List all lines in the material below that contain "拔尖强基联合定时检测".

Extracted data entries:

=====

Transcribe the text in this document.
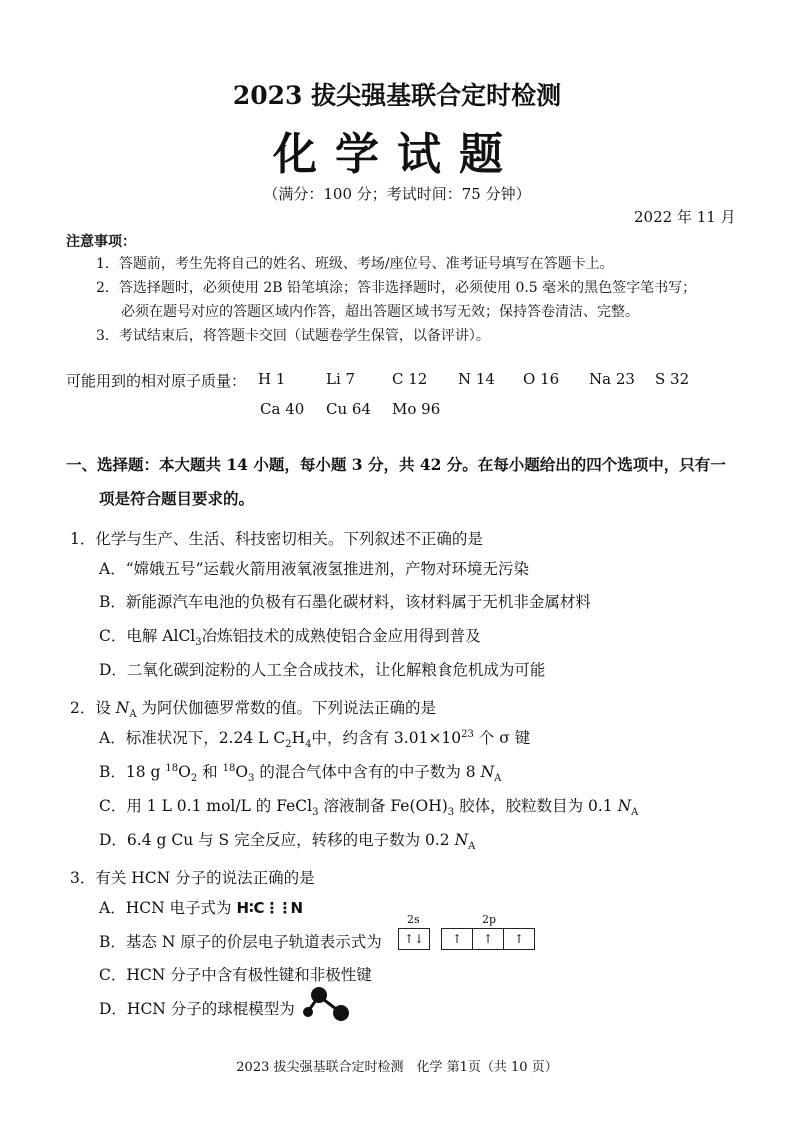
2023 拔尖强基联合定时检测
化学试题
（满分：100 分；考试时间：75 分钟）
2022 年 11 月
注意事项：
1．答题前，考生先将自己的姓名、班级、考场/座位号、准考证号填写在答题卡上。
2．答选择题时，必须使用 2B 铅笔填涂；答非选择题时，必须使用 0.5 毫米的黑色签字笔书写；
必须在题号对应的答题区域内作答，超出答题区域书写无效；保持答卷清洁、完整。
3．考试结束后，将答题卡交回（试题卷学生保管，以备评讲）。
可能用到的相对原子质量： H 1	Li 7 C 12 N 14 O 16 Na 23 S 32
Ca 40 Cu 64 Mo 96
一、选择题：本大题共 14 小题，每小题 3 分，共 42 分。在每小题给出的四个选项中，只有一
项是符合题目要求的。
1．化学与生产、生活、科技密切相关。下列叙述不正确的是
A．“嫦娥五号”运载火箭用液氧液氢推进剂，产物对环境无污染
B．新能源汽车电池的负极有石墨化碳材料，该材料属于无机非金属材料
C．电解 AlCl$_3$冶炼铝技术的成熟使铝合金应用得到普及
D．二氧化碳到淀粉的人工全合成技术，让化解粮食危机成为可能
2．设 $N_A$ 为阿伏伽德罗常数的值。下列说法正确的是
A．标准状况下，2.24 L $C_2H_4$中，约含有 $3.01\times 10^{23}$ 个 σ 键
B．18 g $^{18}O_2$ 和 $^{18}O_3$ 的混合气体中含有的中子数为 8 $N_A$
C．用 1 L 0.1 mol/L 的 FeCl$_3$ 溶液制备 $Fe(OH)_3$ 胶体，胶粒数目为 0.1 $N_A$
D．6.4 g Cu 与 S 完全反应，转移的电子数为 0.2 $N_A$
3．有关 HCN 分子的说法正确的是
A．HCN 电子式为 H∶C⋮⋮N
B．基态 N 原子的价层电子轨道表示式为
2s	2p
↑↓	↑	↑	↑
C．HCN 分子中含有极性键和非极性键
D．HCN 分子的球棍模型为
2023 拔尖强基联合定时检测　化学 第1页（共 10 页）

=====

SOLUTION TO THE PROBLEM:
2023 拔尖强基联合定时检测
2023 拔尖强基联合定时检测　化学 第1页（共 10 页）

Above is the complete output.